■ **WORK TO DO**: Pictures within the data are to be left out; everything else must be reproduced exactly.

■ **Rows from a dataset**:
........
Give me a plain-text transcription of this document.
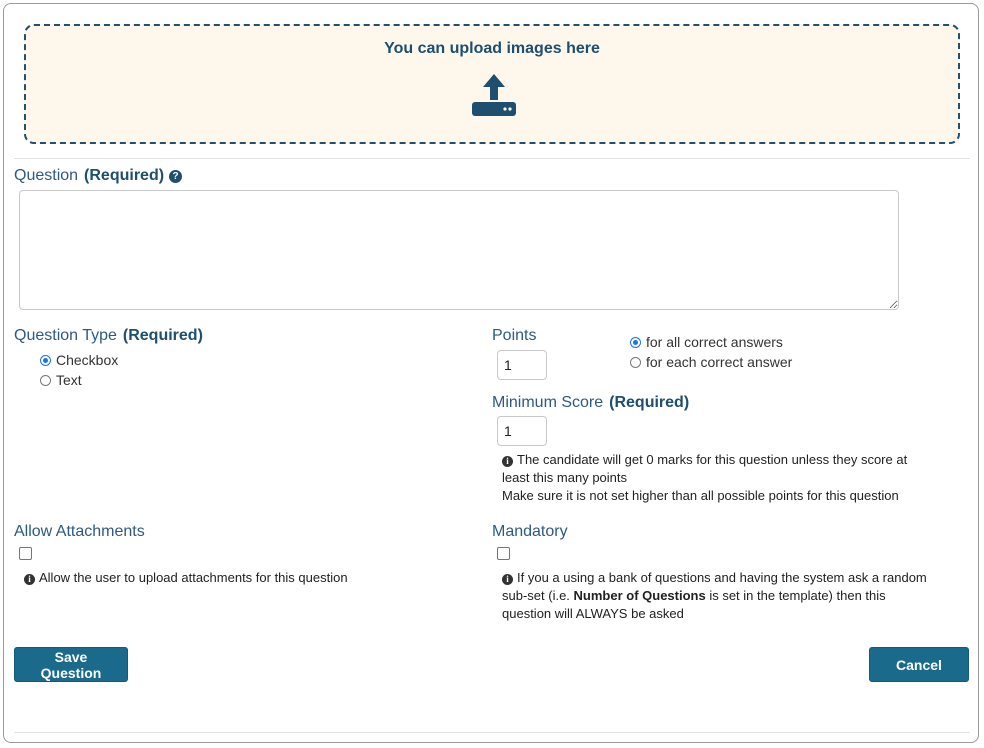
You can upload images here
Question (Required) ?
Question Type (Required)
Checkbox
Text
Points
1	for all correct answers
for each correct answer
Minimum Score (Required)
1
i The candidate will get 0 marks for this question unless they score at
least this many points
Make sure it is not set higher than all possible points for this question
Allow Attachments
i Allow the user to upload attachments for this question
Mandatory
i If you a using a bank of questions and having the system ask a random
sub-set (i.e. Number of Questions is set in the template) then this
question will ALWAYS be asked
Save Question	Cancel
........
■ **RESPONSE TO THE EXERCISE**:
Give me a plain-text transcription of this document.
You can upload images here
Question (Required) ?
Question Type (Required)
Checkbox
Text
Points
1	for all correct answers
for each correct answer
Minimum Score (Required)
1
i The candidate will get 0 marks for this question unless they score at
least this many points
Make sure it is not set higher than all possible points for this question
Allow Attachments
i Allow the user to upload attachments for this question
Mandatory
i If you a using a bank of questions and having the system ask a random
sub-set (i.e. Number of Questions is set in the template) then this
question will ALWAYS be asked
Save Question	Cancel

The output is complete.